--- Start SUPPLIED MATERIAL ---

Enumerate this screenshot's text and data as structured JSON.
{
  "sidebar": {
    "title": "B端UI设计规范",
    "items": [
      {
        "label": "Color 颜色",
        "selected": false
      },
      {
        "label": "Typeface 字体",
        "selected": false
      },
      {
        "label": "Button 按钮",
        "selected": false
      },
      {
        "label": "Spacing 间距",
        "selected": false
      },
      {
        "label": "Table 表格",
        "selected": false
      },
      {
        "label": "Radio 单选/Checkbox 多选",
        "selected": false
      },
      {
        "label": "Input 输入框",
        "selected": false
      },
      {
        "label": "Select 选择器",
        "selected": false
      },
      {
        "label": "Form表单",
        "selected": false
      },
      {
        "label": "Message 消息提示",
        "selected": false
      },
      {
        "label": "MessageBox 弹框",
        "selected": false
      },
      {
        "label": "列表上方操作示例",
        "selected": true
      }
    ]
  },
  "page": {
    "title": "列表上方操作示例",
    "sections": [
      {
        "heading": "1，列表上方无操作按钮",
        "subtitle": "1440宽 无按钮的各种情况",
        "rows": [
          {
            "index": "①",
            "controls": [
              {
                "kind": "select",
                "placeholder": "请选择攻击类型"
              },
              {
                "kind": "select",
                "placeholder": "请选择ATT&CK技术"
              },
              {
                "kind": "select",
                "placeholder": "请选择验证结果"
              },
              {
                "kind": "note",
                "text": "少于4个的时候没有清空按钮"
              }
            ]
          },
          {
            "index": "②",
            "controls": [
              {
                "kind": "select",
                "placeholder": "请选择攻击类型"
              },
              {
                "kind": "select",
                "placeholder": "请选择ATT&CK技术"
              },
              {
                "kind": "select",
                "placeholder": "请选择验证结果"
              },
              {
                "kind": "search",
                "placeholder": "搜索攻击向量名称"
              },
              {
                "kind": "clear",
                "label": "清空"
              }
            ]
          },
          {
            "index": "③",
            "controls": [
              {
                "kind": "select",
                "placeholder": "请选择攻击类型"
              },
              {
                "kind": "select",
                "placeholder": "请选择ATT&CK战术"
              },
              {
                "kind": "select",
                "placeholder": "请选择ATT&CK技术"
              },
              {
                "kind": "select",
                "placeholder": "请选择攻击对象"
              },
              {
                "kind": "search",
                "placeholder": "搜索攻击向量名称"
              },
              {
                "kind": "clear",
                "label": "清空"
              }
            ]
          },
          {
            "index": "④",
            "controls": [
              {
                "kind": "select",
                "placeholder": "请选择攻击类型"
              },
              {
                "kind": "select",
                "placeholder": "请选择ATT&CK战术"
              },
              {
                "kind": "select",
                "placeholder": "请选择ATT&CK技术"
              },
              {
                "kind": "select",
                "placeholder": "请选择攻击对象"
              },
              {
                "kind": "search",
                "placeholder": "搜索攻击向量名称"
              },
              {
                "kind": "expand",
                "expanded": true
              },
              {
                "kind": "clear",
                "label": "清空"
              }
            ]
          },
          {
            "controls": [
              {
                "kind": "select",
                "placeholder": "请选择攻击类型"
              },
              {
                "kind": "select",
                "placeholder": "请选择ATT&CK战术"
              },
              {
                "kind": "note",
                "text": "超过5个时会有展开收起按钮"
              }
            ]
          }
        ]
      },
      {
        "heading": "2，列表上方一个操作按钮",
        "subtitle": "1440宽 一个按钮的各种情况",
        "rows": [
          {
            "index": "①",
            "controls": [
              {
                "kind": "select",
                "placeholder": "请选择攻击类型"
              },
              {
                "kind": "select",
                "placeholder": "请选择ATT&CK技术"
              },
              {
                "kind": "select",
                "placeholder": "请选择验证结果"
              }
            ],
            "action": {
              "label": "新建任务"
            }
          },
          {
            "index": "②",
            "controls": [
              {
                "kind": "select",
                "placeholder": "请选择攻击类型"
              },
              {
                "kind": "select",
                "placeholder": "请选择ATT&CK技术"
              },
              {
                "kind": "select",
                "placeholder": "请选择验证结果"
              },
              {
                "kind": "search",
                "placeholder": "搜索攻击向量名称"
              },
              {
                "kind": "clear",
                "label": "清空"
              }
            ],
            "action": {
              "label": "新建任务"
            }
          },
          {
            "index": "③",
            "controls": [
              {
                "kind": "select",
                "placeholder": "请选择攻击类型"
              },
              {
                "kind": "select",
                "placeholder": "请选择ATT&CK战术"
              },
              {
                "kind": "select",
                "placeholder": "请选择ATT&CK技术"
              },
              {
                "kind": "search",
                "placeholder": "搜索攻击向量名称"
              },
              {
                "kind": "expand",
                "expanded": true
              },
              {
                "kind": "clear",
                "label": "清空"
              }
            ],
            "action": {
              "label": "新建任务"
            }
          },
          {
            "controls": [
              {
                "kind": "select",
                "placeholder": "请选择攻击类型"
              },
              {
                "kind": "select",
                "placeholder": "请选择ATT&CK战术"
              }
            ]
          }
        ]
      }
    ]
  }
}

--- End SUPPLIED MATERIAL ---

### [YOUR OBJECTIVE]
Output the data above exactly, please, line for line.

### [ANSWER BELOW]
Enumerate this screenshot's text and data as structured JSON.
{
  "sidebar": {
    "title": "B端UI设计规范",
    "items": [
      {
        "label": "Color 颜色",
        "selected": false
      },
      {
        "label": "Typeface 字体",
        "selected": false
      },
      {
        "label": "Button 按钮",
        "selected": false
      },
      {
        "label": "Spacing 间距",
        "selected": false
      },
      {
        "label": "Table 表格",
        "selected": false
      },
      {
        "label": "Radio 单选/Checkbox 多选",
        "selected": false
      },
      {
        "label": "Input 输入框",
        "selected": false
      },
      {
        "label": "Select 选择器",
        "selected": false
      },
      {
        "label": "Form表单",
        "selected": false
      },
      {
        "label": "Message 消息提示",
        "selected": false
      },
      {
        "label": "MessageBox 弹框",
        "selected": false
      },
      {
        "label": "列表上方操作示例",
        "selected": true
      }
    ]
  },
  "page": {
    "title": "列表上方操作示例",
    "sections": [
      {
        "heading": "1，列表上方无操作按钮",
        "subtitle": "1440宽 无按钮的各种情况",
        "rows": [
          {
            "index": "①",
            "controls": [
              {
                "kind": "select",
                "placeholder": "请选择攻击类型"
              },
              {
                "kind": "select",
                "placeholder": "请选择ATT&CK技术"
              },
              {
                "kind": "select",
                "placeholder": "请选择验证结果"
              },
              {
                "kind": "note",
                "text": "少于4个的时候没有清空按钮"
              }
            ]
          },
          {
            "index": "②",
            "controls": [
              {
                "kind": "select",
                "placeholder": "请选择攻击类型"
              },
              {
                "kind": "select",
                "placeholder": "请选择ATT&CK技术"
              },
              {
                "kind": "select",
                "placeholder": "请选择验证结果"
              },
              {
                "kind": "search",
                "placeholder": "搜索攻击向量名称"
              },
              {
                "kind": "clear",
                "label": "清空"
              }
            ]
          },
          {
            "index": "③",
            "controls": [
              {
                "kind": "select",
                "placeholder": "请选择攻击类型"
              },
              {
                "kind": "select",
                "placeholder": "请选择ATT&CK战术"
              },
              {
                "kind": "select",
                "placeholder": "请选择ATT&CK技术"
              },
              {
                "kind": "select",
                "placeholder": "请选择攻击对象"
              },
              {
                "kind": "search",
                "placeholder": "搜索攻击向量名称"
              },
              {
                "kind": "clear",
                "label": "清空"
              }
            ]
          },
          {
            "index": "④",
            "controls": [
              {
                "kind": "select",
                "placeholder": "请选择攻击类型"
              },
              {
                "kind": "select",
                "placeholder": "请选择ATT&CK战术"
              },
              {
                "kind": "select",
                "placeholder": "请选择ATT&CK技术"
              },
              {
                "kind": "select",
                "placeholder": "请选择攻击对象"
              },
              {
                "kind": "search",
                "placeholder": "搜索攻击向量名称"
              },
              {
                "kind": "expand",
                "expanded": true
              },
              {
                "kind": "clear",
                "label": "清空"
              }
            ]
          },
          {
            "controls": [
              {
                "kind": "select",
                "placeholder": "请选择攻击类型"
              },
              {
                "kind": "select",
                "placeholder": "请选择ATT&CK战术"
              },
              {
                "kind": "note",
                "text": "超过5个时会有展开收起按钮"
              }
            ]
          }
        ]
      },
      {
        "heading": "2，列表上方一个操作按钮",
        "subtitle": "1440宽 一个按钮的各种情况",
        "rows": [
          {
            "index": "①",
            "controls": [
              {
                "kind": "select",
                "placeholder": "请选择攻击类型"
              },
              {
                "kind": "select",
                "placeholder": "请选择ATT&CK技术"
              },
              {
                "kind": "select",
                "placeholder": "请选择验证结果"
              }
            ],
            "action": {
              "label": "新建任务"
            }
          },
          {
            "index": "②",
            "controls": [
              {
                "kind": "select",
                "placeholder": "请选择攻击类型"
              },
              {
                "kind": "select",
                "placeholder": "请选择ATT&CK技术"
              },
              {
                "kind": "select",
                "placeholder": "请选择验证结果"
              },
              {
                "kind": "search",
                "placeholder": "搜索攻击向量名称"
              },
              {
                "kind": "clear",
                "label": "清空"
              }
            ],
            "action": {
              "label": "新建任务"
            }
          },
          {
            "index": "③",
            "controls": [
              {
                "kind": "select",
                "placeholder": "请选择攻击类型"
              },
              {
                "kind": "select",
                "placeholder": "请选择ATT&CK战术"
              },
              {
                "kind": "select",
                "placeholder": "请选择ATT&CK技术"
              },
              {
                "kind": "search",
                "placeholder": "搜索攻击向量名称"
              },
              {
                "kind": "expand",
                "expanded": true
              },
              {
                "kind": "clear",
                "label": "清空"
              }
            ],
            "action": {
              "label": "新建任务"
            }
          },
          {
            "controls": [
              {
                "kind": "select",
                "placeholder": "请选择攻击类型"
              },
              {
                "kind": "select",
                "placeholder": "请选择ATT&CK战术"
              }
            ]
          }
        ]
      }
    ]
  }
}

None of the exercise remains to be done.